REQUIREMENT
How many lines of the data hold the word "جهانی"? State the number and nothing else.

ENTRIES SUPPLIED
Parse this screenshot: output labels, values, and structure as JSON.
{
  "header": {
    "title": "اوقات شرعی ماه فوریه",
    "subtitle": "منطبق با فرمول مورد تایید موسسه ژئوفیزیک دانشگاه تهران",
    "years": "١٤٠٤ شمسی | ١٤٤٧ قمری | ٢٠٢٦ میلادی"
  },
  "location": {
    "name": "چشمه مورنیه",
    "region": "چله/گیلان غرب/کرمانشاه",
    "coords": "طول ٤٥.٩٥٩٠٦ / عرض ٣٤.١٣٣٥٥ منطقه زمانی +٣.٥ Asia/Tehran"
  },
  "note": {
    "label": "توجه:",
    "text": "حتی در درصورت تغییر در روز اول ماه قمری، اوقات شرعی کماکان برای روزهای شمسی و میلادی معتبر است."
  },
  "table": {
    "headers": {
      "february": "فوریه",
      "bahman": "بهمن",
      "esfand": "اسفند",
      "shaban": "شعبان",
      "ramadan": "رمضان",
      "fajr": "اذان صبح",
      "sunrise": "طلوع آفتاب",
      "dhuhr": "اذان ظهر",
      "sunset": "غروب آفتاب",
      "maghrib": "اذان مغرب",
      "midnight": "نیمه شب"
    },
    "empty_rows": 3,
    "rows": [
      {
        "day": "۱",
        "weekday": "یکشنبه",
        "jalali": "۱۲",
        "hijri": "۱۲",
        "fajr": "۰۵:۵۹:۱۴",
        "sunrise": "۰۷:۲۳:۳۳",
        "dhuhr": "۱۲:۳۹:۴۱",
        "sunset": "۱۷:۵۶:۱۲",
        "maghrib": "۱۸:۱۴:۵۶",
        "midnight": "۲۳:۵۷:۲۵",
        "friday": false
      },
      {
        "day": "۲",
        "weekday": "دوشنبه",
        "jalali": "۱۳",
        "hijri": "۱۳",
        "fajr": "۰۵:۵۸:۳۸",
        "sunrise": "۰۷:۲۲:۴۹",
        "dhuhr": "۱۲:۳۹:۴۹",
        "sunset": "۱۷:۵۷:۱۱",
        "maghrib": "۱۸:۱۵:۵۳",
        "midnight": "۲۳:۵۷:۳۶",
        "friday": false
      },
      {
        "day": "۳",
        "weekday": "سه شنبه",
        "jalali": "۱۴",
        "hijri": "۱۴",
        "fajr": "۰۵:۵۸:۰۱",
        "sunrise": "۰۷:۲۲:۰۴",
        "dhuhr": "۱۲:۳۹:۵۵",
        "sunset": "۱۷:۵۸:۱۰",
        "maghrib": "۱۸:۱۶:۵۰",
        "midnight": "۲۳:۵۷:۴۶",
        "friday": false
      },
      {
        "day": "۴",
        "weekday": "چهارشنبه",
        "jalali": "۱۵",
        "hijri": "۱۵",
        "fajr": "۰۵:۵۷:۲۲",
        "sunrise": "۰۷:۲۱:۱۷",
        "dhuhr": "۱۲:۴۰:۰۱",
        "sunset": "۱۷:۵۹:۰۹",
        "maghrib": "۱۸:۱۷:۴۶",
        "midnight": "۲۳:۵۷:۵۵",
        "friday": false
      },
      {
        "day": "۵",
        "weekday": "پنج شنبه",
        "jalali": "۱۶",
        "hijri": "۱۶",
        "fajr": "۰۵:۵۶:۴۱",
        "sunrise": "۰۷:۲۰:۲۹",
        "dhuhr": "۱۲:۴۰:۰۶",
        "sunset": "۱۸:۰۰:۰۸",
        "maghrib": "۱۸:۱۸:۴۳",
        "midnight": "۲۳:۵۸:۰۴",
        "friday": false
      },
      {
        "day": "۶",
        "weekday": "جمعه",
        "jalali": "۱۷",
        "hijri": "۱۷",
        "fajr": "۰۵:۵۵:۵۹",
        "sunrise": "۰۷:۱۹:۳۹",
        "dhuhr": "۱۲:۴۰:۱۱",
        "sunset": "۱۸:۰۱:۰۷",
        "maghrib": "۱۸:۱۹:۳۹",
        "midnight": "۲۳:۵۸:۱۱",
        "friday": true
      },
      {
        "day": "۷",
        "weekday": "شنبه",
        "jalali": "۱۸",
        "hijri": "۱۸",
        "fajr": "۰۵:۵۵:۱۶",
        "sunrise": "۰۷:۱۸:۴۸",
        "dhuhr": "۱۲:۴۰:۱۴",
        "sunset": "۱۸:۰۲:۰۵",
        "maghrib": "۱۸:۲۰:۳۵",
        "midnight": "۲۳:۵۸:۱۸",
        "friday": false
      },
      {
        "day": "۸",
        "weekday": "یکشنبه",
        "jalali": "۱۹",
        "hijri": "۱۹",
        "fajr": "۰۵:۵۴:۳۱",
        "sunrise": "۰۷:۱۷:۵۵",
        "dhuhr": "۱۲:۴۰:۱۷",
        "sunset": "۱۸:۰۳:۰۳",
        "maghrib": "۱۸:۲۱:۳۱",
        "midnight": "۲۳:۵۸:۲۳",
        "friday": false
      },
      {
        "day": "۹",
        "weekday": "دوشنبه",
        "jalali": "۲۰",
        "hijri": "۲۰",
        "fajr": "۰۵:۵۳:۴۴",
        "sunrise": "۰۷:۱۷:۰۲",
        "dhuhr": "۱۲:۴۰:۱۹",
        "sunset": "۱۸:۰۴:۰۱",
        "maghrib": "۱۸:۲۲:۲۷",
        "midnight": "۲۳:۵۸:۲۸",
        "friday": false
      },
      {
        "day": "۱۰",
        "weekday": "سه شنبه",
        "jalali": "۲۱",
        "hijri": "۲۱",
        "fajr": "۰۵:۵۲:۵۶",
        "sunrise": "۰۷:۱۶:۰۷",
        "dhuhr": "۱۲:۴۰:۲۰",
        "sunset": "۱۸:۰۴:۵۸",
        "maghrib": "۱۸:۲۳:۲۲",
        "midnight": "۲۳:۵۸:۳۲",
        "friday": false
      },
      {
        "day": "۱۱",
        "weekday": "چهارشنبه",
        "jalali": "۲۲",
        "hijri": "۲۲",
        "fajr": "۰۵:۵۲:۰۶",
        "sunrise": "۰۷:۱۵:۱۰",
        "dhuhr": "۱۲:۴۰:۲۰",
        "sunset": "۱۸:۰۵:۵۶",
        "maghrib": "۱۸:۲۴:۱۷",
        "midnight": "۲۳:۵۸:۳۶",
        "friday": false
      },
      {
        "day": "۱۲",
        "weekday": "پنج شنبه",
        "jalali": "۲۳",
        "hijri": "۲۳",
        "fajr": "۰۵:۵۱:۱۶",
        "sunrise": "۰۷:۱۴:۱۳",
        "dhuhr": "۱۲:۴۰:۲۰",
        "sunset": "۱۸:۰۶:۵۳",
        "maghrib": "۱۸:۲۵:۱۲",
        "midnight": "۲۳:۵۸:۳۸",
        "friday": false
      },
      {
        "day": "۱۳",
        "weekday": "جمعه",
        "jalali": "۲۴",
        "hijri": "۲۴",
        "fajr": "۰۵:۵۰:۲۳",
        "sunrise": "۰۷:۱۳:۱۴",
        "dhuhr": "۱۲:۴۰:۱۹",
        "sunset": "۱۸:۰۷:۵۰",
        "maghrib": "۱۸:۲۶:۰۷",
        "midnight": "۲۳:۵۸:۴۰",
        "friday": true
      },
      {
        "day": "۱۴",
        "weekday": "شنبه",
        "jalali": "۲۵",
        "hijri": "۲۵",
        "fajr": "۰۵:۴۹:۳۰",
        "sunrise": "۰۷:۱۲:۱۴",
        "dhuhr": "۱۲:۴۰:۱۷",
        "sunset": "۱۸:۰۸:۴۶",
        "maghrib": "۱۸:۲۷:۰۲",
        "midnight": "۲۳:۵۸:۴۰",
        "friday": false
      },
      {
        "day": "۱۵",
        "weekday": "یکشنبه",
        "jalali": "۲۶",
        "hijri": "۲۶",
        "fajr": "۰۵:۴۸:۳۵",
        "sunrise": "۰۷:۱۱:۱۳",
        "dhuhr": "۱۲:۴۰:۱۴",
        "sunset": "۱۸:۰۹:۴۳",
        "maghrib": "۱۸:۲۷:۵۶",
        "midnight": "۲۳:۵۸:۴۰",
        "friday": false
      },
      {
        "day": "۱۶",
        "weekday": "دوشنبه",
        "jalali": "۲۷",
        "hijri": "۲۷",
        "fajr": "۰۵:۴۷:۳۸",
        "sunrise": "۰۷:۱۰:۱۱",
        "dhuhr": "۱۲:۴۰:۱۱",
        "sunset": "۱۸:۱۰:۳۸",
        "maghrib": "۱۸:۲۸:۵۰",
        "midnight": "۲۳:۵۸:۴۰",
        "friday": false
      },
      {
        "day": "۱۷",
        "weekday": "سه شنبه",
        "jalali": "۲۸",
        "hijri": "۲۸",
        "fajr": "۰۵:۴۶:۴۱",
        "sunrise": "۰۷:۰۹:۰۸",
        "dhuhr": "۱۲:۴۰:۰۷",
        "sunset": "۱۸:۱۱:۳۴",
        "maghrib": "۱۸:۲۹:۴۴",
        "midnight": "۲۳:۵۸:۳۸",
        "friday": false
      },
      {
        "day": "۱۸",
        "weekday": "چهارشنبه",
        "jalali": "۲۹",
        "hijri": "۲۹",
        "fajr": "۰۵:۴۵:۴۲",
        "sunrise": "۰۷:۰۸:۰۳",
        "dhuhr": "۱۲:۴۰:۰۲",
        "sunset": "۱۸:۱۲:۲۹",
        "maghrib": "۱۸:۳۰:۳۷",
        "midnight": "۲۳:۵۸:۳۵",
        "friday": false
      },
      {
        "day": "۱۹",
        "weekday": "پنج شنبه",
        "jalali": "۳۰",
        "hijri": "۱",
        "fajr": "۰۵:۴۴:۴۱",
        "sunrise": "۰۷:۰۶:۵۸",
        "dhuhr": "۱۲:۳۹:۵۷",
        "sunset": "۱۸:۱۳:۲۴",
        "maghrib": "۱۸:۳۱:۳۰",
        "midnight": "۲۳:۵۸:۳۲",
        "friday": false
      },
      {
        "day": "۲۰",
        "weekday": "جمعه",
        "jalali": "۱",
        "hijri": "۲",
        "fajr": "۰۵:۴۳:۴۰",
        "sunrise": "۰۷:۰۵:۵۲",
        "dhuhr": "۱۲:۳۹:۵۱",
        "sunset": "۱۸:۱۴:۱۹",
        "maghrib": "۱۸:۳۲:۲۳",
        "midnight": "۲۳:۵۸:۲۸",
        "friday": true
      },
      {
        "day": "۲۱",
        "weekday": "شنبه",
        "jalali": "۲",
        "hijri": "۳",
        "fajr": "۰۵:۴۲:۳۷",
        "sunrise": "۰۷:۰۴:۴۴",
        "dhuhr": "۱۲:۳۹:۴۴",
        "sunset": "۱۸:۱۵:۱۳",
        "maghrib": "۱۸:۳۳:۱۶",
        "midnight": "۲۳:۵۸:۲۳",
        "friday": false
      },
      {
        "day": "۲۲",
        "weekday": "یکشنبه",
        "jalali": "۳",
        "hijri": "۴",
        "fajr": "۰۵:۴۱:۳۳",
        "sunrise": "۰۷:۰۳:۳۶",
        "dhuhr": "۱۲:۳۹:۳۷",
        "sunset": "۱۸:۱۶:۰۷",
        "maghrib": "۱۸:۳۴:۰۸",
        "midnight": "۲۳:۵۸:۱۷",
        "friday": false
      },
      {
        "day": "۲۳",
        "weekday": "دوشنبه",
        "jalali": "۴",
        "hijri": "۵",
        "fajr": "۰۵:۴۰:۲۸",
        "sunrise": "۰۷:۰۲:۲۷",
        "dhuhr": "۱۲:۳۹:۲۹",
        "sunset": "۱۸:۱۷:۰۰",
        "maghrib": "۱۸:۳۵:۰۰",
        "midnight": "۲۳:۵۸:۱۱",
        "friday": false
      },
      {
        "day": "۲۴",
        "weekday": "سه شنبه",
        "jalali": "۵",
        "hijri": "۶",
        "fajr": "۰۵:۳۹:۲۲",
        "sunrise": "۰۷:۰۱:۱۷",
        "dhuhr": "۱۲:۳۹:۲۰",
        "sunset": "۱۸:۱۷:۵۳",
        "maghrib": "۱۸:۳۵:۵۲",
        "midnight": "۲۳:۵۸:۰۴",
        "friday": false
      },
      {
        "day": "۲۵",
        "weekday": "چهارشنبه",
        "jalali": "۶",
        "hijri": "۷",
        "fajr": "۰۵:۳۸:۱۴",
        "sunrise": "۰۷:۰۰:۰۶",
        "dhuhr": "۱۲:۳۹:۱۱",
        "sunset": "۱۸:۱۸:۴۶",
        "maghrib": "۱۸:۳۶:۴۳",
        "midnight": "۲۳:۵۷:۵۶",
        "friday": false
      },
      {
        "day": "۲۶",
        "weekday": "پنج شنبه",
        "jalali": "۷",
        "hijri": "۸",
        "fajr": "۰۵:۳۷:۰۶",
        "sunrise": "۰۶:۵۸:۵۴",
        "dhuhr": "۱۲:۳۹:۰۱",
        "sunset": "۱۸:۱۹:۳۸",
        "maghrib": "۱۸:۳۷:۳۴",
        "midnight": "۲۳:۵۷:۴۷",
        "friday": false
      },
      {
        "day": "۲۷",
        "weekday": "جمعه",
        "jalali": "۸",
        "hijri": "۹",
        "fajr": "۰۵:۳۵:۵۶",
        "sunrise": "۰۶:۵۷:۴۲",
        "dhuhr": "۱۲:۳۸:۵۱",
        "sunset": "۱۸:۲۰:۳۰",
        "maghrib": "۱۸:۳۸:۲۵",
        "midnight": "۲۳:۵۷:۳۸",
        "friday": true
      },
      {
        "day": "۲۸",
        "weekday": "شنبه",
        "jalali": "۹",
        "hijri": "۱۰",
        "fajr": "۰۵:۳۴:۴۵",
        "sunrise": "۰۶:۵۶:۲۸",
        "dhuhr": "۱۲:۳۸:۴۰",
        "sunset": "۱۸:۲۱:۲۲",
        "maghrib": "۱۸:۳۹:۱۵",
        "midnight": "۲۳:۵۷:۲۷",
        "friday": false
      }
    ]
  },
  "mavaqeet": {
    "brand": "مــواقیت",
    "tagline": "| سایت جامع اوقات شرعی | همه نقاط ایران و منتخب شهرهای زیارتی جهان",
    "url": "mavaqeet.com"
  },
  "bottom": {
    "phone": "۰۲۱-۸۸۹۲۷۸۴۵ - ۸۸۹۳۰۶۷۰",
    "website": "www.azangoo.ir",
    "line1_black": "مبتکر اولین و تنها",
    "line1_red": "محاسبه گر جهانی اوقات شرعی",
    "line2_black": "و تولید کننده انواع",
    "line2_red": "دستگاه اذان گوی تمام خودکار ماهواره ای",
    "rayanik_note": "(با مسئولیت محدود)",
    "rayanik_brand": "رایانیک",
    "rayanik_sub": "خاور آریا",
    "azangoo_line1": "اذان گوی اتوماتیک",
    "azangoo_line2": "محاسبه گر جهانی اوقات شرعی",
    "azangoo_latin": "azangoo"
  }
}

OUTPUT OF THE EXERCISE
2